> **What you need to do**
Search the records for "Million" and copy each line that holds it.

::: Data for processing :::

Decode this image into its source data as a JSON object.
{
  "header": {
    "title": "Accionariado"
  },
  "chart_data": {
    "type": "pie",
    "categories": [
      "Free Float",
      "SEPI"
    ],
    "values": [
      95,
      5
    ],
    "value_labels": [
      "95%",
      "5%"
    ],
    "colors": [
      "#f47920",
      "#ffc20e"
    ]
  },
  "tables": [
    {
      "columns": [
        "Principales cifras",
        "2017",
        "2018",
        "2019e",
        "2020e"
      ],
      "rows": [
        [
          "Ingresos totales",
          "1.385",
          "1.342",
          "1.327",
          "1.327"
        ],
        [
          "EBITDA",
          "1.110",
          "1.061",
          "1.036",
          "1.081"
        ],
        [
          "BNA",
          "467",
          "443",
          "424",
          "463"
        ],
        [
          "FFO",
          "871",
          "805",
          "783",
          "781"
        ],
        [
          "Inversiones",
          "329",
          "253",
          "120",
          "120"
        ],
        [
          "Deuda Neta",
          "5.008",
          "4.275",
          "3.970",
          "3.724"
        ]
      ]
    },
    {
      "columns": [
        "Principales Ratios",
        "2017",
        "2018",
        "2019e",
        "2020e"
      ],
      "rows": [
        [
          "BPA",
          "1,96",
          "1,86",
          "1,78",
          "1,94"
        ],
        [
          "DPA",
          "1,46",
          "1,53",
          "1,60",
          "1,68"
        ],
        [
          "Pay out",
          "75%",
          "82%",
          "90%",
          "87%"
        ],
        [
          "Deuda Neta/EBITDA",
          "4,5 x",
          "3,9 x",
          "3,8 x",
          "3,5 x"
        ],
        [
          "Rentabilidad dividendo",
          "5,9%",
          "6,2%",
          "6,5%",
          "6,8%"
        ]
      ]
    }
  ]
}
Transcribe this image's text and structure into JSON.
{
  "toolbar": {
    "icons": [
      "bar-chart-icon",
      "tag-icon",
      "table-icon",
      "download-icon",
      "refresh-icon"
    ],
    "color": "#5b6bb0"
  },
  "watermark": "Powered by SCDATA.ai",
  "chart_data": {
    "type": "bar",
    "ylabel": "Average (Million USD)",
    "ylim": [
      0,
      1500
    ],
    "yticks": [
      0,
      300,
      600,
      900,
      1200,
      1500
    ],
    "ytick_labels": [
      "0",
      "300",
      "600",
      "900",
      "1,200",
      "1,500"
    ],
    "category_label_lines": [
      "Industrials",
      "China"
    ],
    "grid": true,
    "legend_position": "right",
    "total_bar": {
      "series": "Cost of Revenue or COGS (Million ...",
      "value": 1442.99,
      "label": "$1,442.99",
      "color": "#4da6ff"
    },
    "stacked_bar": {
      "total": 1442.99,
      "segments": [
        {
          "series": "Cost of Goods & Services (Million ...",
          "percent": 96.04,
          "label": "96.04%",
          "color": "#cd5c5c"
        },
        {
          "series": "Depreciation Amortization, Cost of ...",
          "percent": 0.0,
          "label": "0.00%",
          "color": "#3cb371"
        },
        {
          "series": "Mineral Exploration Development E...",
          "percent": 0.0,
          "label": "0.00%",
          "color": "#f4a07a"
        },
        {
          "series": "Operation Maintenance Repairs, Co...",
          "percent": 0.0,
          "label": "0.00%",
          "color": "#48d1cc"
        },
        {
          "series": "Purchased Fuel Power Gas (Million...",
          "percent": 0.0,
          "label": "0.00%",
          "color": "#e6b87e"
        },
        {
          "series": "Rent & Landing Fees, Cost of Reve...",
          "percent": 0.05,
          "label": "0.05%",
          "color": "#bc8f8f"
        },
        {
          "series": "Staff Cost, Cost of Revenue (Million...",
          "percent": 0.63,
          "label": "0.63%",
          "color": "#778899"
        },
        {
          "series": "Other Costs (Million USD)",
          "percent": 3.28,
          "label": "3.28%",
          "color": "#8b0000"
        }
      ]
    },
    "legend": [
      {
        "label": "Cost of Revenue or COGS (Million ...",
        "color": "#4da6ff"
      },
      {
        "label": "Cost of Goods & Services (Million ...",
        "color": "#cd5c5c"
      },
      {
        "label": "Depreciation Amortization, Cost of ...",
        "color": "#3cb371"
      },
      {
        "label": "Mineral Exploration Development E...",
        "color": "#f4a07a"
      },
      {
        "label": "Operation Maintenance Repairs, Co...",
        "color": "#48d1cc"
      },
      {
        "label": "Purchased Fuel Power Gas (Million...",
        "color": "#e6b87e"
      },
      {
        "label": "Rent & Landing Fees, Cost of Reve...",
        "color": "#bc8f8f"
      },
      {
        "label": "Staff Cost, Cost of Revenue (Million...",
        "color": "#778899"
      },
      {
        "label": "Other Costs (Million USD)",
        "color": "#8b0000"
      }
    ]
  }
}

:::

> **Finished task**
    "ylabel": "Average (Million USD)",
      "series": "Cost of Revenue or COGS (Million ...",
          "series": "Cost of Goods & Services (Million ...",
          "series": "Purchased Fuel Power Gas (Million...",
          "series": "Staff Cost, Cost of Revenue (Million...",
          "series": "Other Costs (Million USD)",
        "label": "Cost of Revenue or COGS (Million ...",
        "label": "Cost of Goods & Services (Million ...",
        "label": "Purchased Fuel Power Gas (Million...",
        "label": "Staff Cost, Cost of Revenue (Million...",
        "label": "Other Costs (Million USD)",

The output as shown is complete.